#### Extracted information
------------------------------------
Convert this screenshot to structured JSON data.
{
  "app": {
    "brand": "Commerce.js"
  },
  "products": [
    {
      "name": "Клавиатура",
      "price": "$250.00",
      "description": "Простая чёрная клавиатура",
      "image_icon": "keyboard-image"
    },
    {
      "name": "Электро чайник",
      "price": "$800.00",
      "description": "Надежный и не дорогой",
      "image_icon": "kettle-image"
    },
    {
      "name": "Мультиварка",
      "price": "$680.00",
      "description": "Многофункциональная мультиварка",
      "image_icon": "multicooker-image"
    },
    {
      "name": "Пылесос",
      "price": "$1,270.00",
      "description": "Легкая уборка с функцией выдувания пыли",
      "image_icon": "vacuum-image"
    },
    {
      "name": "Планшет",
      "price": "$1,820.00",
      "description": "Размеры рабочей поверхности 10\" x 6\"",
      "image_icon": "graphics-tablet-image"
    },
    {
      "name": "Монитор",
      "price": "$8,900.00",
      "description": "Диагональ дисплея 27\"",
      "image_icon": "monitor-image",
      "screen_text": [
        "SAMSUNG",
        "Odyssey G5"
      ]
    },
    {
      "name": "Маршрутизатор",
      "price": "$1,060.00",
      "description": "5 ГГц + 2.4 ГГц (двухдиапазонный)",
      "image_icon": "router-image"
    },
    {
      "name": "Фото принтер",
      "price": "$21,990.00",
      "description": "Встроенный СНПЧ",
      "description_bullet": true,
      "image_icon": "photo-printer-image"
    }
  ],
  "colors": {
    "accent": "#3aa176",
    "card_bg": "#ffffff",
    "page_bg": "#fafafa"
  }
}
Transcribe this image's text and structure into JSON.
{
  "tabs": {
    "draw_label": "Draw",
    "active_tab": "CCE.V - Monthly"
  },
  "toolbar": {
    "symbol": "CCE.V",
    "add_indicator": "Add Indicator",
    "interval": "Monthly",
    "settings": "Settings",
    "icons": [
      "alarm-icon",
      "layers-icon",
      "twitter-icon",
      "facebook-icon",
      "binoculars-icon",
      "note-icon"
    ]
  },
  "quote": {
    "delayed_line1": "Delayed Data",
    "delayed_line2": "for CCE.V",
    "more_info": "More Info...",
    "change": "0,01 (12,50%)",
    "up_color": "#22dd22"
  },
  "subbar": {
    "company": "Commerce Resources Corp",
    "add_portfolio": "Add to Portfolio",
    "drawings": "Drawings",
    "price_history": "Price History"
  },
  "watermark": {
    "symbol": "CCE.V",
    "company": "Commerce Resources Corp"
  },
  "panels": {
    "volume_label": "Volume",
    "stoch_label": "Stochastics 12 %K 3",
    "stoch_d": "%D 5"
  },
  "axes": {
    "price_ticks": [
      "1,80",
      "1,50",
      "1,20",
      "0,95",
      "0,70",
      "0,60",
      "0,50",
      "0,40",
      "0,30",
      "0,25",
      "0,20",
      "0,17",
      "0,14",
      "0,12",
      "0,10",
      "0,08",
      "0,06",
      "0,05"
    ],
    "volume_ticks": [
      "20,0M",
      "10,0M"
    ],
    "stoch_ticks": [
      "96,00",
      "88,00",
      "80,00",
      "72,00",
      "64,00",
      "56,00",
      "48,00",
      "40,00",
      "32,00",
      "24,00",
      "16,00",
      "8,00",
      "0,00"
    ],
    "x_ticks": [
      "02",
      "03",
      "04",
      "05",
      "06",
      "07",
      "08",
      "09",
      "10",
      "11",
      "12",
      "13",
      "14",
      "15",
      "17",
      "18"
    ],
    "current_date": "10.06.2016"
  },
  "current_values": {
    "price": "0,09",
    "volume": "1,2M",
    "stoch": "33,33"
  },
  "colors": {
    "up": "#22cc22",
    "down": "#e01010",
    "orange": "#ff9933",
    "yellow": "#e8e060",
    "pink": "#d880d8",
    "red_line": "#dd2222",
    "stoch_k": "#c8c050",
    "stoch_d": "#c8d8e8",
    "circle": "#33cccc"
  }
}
------------------------------------
Return all of the data word for word.

#### Solution for this exercise
Convert this screenshot to structured JSON data.
{
  "app": {
    "brand": "Commerce.js"
  },
  "products": [
    {
      "name": "Клавиатура",
      "price": "$250.00",
      "description": "Простая чёрная клавиатура",
      "image_icon": "keyboard-image"
    },
    {
      "name": "Электро чайник",
      "price": "$800.00",
      "description": "Надежный и не дорогой",
      "image_icon": "kettle-image"
    },
    {
      "name": "Мультиварка",
      "price": "$680.00",
      "description": "Многофункциональная мультиварка",
      "image_icon": "multicooker-image"
    },
    {
      "name": "Пылесос",
      "price": "$1,270.00",
      "description": "Легкая уборка с функцией выдувания пыли",
      "image_icon": "vacuum-image"
    },
    {
      "name": "Планшет",
      "price": "$1,820.00",
      "description": "Размеры рабочей поверхности 10\" x 6\"",
      "image_icon": "graphics-tablet-image"
    },
    {
      "name": "Монитор",
      "price": "$8,900.00",
      "description": "Диагональ дисплея 27\"",
      "image_icon": "monitor-image",
      "screen_text": [
        "SAMSUNG",
        "Odyssey G5"
      ]
    },
    {
      "name": "Маршрутизатор",
      "price": "$1,060.00",
      "description": "5 ГГц + 2.4 ГГц (двухдиапазонный)",
      "image_icon": "router-image"
    },
    {
      "name": "Фото принтер",
      "price": "$21,990.00",
      "description": "Встроенный СНПЧ",
      "description_bullet": true,
      "image_icon": "photo-printer-image"
    }
  ],
  "colors": {
    "accent": "#3aa176",
    "card_bg": "#ffffff",
    "page_bg": "#fafafa"
  }
}
Transcribe this image's text and structure into JSON.
{
  "tabs": {
    "draw_label": "Draw",
    "active_tab": "CCE.V - Monthly"
  },
  "toolbar": {
    "symbol": "CCE.V",
    "add_indicator": "Add Indicator",
    "interval": "Monthly",
    "settings": "Settings",
    "icons": [
      "alarm-icon",
      "layers-icon",
      "twitter-icon",
      "facebook-icon",
      "binoculars-icon",
      "note-icon"
    ]
  },
  "quote": {
    "delayed_line1": "Delayed Data",
    "delayed_line2": "for CCE.V",
    "more_info": "More Info...",
    "change": "0,01 (12,50%)",
    "up_color": "#22dd22"
  },
  "subbar": {
    "company": "Commerce Resources Corp",
    "add_portfolio": "Add to Portfolio",
    "drawings": "Drawings",
    "price_history": "Price History"
  },
  "watermark": {
    "symbol": "CCE.V",
    "company": "Commerce Resources Corp"
  },
  "panels": {
    "volume_label": "Volume",
    "stoch_label": "Stochastics 12 %K 3",
    "stoch_d": "%D 5"
  },
  "axes": {
    "price_ticks": [
      "1,80",
      "1,50",
      "1,20",
      "0,95",
      "0,70",
      "0,60",
      "0,50",
      "0,40",
      "0,30",
      "0,25",
      "0,20",
      "0,17",
      "0,14",
      "0,12",
      "0,10",
      "0,08",
      "0,06",
      "0,05"
    ],
    "volume_ticks": [
      "20,0M",
      "10,0M"
    ],
    "stoch_ticks": [
      "96,00",
      "88,00",
      "80,00",
      "72,00",
      "64,00",
      "56,00",
      "48,00",
      "40,00",
      "32,00",
      "24,00",
      "16,00",
      "8,00",
      "0,00"
    ],
    "x_ticks": [
      "02",
      "03",
      "04",
      "05",
      "06",
      "07",
      "08",
      "09",
      "10",
      "11",
      "12",
      "13",
      "14",
      "15",
      "17",
      "18"
    ],
    "current_date": "10.06.2016"
  },
  "current_values": {
    "price": "0,09",
    "volume": "1,2M",
    "stoch": "33,33"
  },
  "colors": {
    "up": "#22cc22",
    "down": "#e01010",
    "orange": "#ff9933",
    "yellow": "#e8e060",
    "pink": "#d880d8",
    "red_line": "#dd2222",
    "stoch_k": "#c8c050",
    "stoch_d": "#c8d8e8",
    "circle": "#33cccc"
  }
}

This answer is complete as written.